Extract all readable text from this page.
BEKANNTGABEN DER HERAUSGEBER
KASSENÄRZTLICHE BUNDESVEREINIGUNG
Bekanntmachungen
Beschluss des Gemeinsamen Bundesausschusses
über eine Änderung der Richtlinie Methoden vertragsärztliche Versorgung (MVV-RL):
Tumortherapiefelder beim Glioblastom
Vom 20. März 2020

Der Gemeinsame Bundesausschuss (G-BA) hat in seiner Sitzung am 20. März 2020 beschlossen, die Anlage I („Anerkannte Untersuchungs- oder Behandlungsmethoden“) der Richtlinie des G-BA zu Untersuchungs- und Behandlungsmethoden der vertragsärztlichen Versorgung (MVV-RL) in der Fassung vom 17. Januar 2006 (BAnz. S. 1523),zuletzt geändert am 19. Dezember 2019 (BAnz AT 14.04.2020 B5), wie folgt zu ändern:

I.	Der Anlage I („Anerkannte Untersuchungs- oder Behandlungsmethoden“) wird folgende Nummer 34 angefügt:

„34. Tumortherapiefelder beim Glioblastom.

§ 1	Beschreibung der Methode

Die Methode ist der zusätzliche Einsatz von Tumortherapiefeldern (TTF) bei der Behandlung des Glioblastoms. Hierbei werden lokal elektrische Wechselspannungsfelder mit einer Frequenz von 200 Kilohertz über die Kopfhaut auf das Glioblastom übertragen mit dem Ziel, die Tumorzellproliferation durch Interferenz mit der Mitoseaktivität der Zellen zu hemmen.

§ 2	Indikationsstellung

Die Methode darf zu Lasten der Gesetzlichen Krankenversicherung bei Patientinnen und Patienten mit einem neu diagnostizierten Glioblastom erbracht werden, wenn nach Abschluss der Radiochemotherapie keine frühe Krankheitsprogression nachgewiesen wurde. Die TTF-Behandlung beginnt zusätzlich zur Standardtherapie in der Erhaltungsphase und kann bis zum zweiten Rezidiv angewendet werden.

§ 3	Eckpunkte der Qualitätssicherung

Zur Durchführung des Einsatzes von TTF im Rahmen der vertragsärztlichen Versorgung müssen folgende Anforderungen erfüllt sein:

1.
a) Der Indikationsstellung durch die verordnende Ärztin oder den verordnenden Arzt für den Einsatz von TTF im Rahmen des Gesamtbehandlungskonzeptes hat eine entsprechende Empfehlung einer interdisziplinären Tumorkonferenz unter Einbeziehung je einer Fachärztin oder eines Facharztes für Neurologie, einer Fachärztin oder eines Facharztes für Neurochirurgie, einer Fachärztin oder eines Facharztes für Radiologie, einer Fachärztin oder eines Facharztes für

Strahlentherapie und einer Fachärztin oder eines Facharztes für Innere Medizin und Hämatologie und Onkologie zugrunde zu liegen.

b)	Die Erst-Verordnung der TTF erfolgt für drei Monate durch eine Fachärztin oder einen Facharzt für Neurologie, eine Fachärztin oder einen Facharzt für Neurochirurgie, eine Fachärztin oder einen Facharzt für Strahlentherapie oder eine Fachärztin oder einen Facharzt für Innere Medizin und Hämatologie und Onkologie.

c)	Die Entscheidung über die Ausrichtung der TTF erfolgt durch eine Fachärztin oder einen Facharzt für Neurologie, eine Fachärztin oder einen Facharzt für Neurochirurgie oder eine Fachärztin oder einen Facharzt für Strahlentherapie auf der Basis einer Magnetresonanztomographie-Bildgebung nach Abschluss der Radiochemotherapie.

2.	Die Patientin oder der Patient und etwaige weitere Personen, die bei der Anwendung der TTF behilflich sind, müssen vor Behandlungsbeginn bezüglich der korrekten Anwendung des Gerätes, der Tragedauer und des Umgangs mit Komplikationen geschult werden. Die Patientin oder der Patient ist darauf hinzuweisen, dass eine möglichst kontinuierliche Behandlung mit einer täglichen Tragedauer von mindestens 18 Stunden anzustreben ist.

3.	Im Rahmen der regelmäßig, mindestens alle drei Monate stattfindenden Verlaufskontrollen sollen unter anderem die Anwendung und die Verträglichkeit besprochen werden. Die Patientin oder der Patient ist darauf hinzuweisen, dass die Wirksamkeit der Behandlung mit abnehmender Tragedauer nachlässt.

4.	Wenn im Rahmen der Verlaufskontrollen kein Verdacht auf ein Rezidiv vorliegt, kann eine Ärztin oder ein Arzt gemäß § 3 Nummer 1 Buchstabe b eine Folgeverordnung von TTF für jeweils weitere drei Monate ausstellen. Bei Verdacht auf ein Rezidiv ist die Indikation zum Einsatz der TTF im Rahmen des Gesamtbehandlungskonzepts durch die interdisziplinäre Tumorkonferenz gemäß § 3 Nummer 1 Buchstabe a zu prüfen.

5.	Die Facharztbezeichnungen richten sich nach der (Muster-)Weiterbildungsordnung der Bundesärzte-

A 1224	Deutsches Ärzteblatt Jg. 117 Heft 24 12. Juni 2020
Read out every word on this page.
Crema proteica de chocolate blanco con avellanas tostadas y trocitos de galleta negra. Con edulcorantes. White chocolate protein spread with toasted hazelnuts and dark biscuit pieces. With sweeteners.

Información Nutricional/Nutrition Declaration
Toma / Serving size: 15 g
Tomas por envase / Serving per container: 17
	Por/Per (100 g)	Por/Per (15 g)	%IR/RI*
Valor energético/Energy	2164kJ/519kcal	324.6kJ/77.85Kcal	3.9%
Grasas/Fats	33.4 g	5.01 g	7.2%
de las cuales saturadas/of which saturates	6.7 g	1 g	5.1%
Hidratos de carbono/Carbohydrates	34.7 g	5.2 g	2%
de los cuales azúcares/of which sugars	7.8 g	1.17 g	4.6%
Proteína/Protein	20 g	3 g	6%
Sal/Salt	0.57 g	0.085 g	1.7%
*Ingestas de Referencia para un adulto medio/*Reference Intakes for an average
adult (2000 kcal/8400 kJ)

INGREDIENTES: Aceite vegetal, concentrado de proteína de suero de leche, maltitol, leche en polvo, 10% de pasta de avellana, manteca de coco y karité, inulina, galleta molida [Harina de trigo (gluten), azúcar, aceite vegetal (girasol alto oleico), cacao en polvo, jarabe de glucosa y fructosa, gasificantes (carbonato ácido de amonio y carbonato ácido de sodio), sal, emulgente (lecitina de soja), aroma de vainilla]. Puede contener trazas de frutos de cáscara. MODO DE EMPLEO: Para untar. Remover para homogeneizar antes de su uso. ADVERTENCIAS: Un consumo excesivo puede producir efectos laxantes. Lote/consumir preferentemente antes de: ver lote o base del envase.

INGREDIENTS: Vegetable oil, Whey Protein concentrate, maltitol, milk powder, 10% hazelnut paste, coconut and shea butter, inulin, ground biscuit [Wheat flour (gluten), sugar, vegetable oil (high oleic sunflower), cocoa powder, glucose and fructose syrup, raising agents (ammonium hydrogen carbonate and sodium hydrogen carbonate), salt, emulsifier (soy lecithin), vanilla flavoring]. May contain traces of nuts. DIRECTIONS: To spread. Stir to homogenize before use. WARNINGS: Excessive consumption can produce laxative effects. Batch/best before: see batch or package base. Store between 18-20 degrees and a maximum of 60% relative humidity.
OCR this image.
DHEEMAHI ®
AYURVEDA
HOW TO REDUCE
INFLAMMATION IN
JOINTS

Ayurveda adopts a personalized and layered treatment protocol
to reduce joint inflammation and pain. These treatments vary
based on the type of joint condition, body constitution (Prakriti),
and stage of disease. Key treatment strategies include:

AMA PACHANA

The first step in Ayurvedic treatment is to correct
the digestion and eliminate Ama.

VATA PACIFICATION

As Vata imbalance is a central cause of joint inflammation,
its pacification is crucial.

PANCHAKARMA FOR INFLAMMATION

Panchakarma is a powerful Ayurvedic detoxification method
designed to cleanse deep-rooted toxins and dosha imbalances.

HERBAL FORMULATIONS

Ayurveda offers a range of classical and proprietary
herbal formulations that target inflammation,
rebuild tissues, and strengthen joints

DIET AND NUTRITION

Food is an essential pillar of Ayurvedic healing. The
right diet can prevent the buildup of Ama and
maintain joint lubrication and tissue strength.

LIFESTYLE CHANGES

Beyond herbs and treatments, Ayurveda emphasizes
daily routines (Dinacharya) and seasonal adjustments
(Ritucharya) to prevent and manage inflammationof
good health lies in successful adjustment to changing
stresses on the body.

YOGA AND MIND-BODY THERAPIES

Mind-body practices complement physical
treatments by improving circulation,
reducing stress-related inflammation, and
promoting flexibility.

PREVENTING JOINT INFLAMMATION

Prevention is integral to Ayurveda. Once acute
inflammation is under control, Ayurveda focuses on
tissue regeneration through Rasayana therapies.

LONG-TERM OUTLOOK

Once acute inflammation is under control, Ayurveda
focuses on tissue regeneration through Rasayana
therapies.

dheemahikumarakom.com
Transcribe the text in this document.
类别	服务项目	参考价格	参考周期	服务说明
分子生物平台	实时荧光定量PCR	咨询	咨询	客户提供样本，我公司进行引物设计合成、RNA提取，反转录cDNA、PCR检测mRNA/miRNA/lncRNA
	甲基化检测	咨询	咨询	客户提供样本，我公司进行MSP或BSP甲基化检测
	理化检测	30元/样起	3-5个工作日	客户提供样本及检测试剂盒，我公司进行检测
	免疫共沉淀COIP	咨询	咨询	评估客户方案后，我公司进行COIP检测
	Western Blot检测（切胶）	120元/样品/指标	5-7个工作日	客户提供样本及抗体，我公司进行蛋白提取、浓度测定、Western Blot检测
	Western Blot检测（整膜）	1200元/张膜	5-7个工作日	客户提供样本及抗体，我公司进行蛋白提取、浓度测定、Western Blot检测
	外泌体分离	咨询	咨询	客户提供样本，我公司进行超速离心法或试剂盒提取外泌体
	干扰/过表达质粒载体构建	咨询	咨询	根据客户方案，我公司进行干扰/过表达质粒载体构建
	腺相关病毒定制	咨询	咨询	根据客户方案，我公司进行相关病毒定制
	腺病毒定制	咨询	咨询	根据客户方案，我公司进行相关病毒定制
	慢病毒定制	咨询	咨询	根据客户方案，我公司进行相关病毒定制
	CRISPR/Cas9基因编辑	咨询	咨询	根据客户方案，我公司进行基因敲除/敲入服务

====

**WHAT THE TASK ASKS:**
Your answer should consist of copies of the lines above that include the string "Verlaufskontrollen".

**ANSWER:**
3.	Im Rahmen der regelmäßig, mindestens alle drei Monate stattfindenden Verlaufskontrollen sollen unter anderem die Anwendung und die Verträglichkeit besprochen werden. Die Patientin oder der Patient ist darauf hinzuweisen, dass die Wirksamkeit der Behandlung mit abnehmender Tragedauer nachlässt.
4.	Wenn im Rahmen der Verlaufskontrollen kein Verdacht auf ein Rezidiv vorliegt, kann eine Ärztin oder ein Arzt gemäß § 3 Nummer 1 Buchstabe b eine Folgeverordnung von TTF für jeweils weitere drei Monate ausstellen. Bei Verdacht auf ein Rezidiv ist die Indikation zum Einsatz der TTF im Rahmen des Gesamtbehandlungskonzepts durch die interdisziplinäre Tumorkonferenz gemäß § 3 Nummer 1 Buchstabe a zu prüfen.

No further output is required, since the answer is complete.